> [TASK GOAL]
Copy every entry exactly as given, minus the images.

┌──

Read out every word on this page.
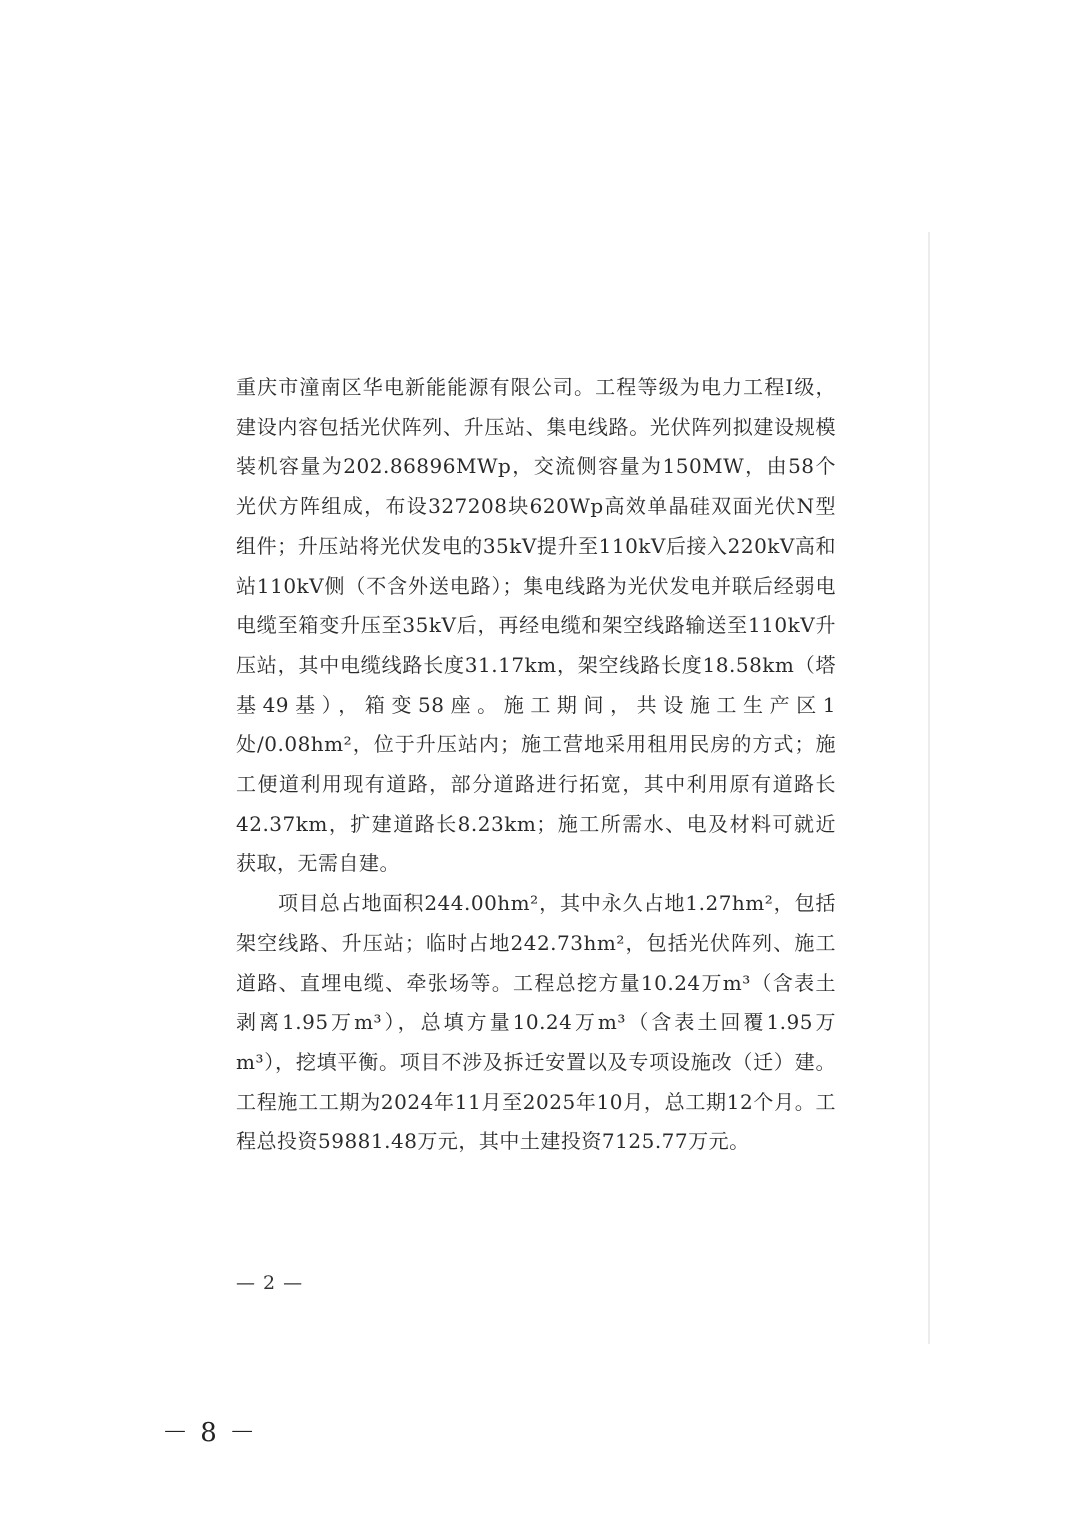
重庆市潼南区华电新能能源有限公司。工程等级为电力工程Ⅰ级，建设内容包括光伏阵列、升压站、集电线路。光伏阵列拟建设规模装机容量为202.86896MWp，交流侧容量为150MW，由58个光伏方阵组成，布设327208块620Wp高效单晶硅双面光伏N型组件；升压站将光伏发电的35kV提升至110kV后接入220kV高和站110kV侧（不含外送电路）；集电线路为光伏发电并联后经弱电电缆至箱变升压至35kV后，再经电缆和架空线路输送至110kV升压站，其中电缆线路长度31.17km，架空线路长度18.58km（塔基49基），箱变58座。施工期间，共设施工生产区1处/0.08hm²，位于升压站内；施工营地采用租用民房的方式；施工便道利用现有道路，部分道路进行拓宽，其中利用原有道路长42.37km，扩建道路长8.23km；施工所需水、电及材料可就近获取，无需自建。

项目总占地面积244.00hm²，其中永久占地1.27hm²，包括架空线路、升压站；临时占地242.73hm²，包括光伏阵列、施工道路、直埋电缆、牵张场等。工程总挖方量10.24万m³（含表土剥离1.95万m³），总填方量10.24万m³（含表土回覆1.95万m³），挖填平衡。项目不涉及拆迁安置以及专项设施改（迁）建。工程施工工期为2024年11月至2025年10月，总工期12个月。工程总投资59881.48万元，其中土建投资7125.77万元。

— 2 —
－ 8 －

└──

> [RESPONSE]
Read out every word on this page.
重庆市潼南区华电新能能源有限公司。工程等级为电力工程Ⅰ级，建设内容包括光伏阵列、升压站、集电线路。光伏阵列拟建设规模装机容量为202.86896MWp，交流侧容量为150MW，由58个光伏方阵组成，布设327208块620Wp高效单晶硅双面光伏N型组件；升压站将光伏发电的35kV提升至110kV后接入220kV高和站110kV侧（不含外送电路）；集电线路为光伏发电并联后经弱电电缆至箱变升压至35kV后，再经电缆和架空线路输送至110kV升压站，其中电缆线路长度31.17km，架空线路长度18.58km（塔基49基），箱变58座。施工期间，共设施工生产区1处/0.08hm²，位于升压站内；施工营地采用租用民房的方式；施工便道利用现有道路，部分道路进行拓宽，其中利用原有道路长42.37km，扩建道路长8.23km；施工所需水、电及材料可就近获取，无需自建。

项目总占地面积244.00hm²，其中永久占地1.27hm²，包括架空线路、升压站；临时占地242.73hm²，包括光伏阵列、施工道路、直埋电缆、牵张场等。工程总挖方量10.24万m³（含表土剥离1.95万m³），总填方量10.24万m³（含表土回覆1.95万m³），挖填平衡。项目不涉及拆迁安置以及专项设施改（迁）建。工程施工工期为2024年11月至2025年10月，总工期12个月。工程总投资59881.48万元，其中土建投资7125.77万元。

— 2 —
－ 8 －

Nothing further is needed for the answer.